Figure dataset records
------------------------------------------------------------------------

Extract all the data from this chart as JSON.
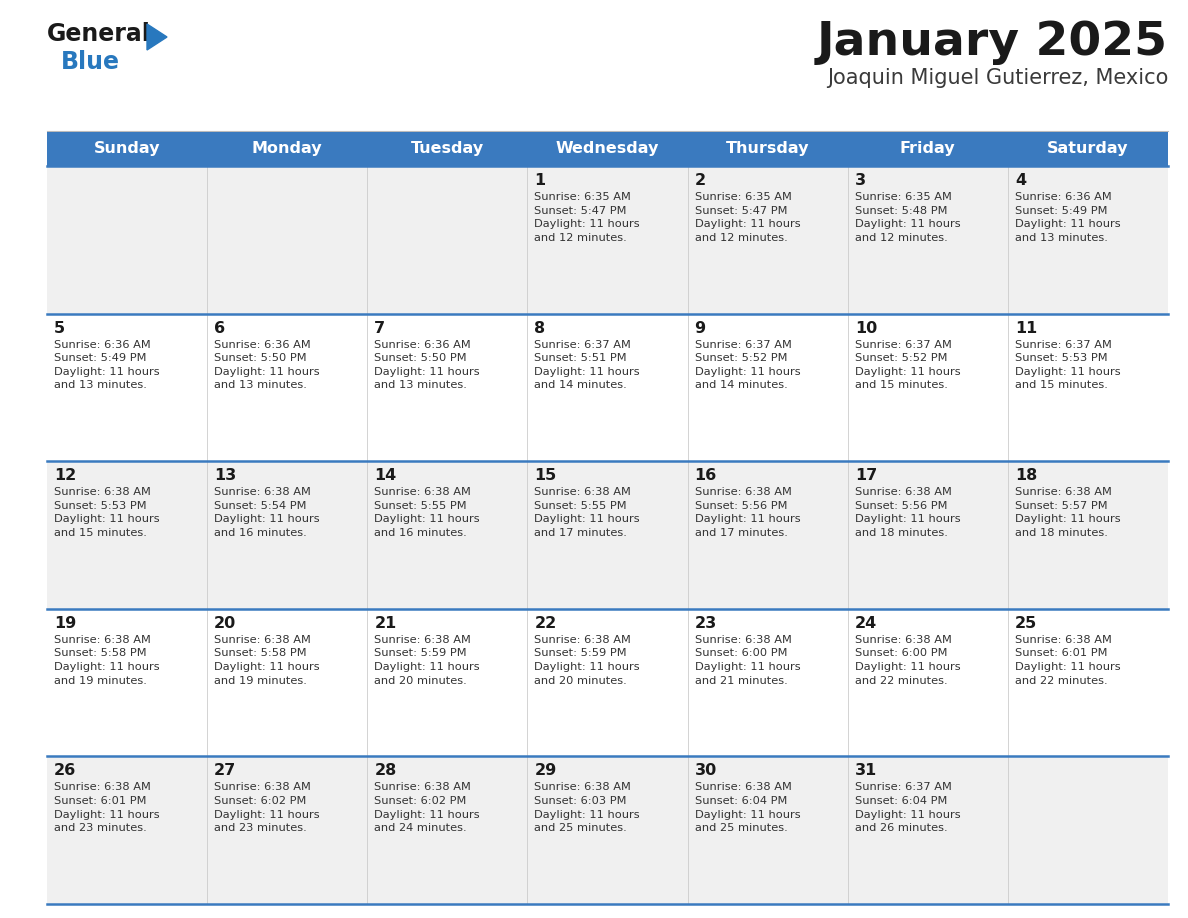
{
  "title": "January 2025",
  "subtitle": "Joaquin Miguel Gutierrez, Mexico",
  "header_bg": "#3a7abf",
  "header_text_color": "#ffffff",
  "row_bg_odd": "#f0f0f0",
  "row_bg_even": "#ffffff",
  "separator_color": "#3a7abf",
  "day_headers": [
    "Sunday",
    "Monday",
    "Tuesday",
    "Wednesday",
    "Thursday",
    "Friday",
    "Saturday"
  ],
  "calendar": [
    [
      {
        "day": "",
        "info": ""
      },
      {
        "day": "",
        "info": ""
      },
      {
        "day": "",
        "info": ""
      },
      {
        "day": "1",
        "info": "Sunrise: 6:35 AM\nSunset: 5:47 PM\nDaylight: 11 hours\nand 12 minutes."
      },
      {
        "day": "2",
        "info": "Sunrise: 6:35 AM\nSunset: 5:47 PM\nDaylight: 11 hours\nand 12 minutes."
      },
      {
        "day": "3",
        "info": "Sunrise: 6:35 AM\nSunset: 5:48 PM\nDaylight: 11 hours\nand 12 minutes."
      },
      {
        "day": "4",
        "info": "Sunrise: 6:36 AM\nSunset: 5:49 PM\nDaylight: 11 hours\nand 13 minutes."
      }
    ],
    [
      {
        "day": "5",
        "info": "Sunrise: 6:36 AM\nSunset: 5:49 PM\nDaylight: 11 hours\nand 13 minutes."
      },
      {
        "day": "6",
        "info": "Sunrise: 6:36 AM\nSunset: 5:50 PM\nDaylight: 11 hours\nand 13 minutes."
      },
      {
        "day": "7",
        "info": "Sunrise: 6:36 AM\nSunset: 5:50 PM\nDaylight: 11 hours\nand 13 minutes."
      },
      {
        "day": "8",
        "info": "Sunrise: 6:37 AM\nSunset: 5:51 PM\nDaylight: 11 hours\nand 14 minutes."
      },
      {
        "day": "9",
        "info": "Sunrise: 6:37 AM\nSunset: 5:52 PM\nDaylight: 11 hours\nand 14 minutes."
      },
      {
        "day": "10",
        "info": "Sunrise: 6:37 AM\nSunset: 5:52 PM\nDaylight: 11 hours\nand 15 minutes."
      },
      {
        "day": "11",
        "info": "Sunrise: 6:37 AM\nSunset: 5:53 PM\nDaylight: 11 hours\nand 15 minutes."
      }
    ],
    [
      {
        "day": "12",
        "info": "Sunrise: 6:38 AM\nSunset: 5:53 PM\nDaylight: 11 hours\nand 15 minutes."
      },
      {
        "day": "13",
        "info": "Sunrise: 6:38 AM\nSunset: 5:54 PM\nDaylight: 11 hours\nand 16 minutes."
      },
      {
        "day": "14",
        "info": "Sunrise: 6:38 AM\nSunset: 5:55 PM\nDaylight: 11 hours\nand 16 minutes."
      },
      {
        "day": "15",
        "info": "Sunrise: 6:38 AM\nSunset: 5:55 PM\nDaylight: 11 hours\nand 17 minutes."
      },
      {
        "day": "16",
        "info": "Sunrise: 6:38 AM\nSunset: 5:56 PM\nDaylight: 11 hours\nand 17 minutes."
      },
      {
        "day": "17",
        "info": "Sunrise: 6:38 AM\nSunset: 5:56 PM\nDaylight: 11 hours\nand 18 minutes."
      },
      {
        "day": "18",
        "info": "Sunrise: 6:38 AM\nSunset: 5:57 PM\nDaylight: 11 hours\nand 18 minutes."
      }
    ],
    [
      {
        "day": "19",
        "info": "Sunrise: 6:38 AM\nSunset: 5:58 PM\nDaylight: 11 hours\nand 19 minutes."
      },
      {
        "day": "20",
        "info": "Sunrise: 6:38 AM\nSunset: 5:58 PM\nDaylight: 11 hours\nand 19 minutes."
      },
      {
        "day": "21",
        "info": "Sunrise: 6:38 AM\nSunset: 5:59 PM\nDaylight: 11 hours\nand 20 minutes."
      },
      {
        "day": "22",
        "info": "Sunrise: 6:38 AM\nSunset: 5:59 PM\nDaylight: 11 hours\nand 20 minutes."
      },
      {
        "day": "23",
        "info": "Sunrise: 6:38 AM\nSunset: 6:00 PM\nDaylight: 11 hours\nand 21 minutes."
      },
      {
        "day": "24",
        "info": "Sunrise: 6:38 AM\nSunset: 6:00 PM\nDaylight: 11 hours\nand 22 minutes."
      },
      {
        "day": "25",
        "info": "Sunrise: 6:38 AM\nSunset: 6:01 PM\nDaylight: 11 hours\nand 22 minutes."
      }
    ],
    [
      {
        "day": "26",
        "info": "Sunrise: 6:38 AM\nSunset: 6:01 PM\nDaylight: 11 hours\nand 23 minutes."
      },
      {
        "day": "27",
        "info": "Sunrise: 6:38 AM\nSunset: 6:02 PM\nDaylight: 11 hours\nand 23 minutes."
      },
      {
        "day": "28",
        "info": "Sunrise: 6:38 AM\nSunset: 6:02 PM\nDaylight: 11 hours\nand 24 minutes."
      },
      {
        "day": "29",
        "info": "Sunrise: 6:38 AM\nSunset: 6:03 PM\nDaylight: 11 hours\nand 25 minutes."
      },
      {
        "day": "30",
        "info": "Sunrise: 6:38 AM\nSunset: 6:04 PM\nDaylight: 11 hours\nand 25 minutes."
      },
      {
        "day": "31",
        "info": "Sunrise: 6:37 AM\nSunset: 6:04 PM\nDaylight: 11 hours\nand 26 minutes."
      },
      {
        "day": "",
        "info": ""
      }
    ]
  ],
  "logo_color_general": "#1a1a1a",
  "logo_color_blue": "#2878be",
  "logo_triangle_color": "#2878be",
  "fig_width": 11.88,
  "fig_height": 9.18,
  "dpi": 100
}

------------------------------------------------------------------------

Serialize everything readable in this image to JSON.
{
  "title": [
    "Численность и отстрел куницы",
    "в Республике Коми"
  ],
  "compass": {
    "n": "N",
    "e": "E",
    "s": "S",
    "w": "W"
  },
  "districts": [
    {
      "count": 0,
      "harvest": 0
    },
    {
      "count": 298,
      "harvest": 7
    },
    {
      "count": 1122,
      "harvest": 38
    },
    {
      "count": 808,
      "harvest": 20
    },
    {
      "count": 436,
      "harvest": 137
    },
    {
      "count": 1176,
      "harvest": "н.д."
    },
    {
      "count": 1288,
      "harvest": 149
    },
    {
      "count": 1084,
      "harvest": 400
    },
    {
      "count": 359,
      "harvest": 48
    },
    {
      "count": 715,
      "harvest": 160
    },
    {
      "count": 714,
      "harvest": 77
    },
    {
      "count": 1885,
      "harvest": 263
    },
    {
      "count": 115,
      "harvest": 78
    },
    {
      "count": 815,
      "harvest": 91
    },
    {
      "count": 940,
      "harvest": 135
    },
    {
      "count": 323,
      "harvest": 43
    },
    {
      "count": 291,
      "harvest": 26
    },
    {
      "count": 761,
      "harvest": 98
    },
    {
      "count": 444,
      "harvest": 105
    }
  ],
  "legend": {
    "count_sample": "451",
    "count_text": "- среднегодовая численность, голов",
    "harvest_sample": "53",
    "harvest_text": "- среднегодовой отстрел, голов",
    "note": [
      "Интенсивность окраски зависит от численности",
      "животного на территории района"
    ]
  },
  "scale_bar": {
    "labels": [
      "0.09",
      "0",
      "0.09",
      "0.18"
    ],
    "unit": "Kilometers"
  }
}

------------------------------------------------------------------------

## Exercise description
Find the word "отстрел" in the data and show each line that holds it.

## Written response
    "Численность и отстрел куницы",
    "harvest_text": "- среднегодовой отстрел, голов",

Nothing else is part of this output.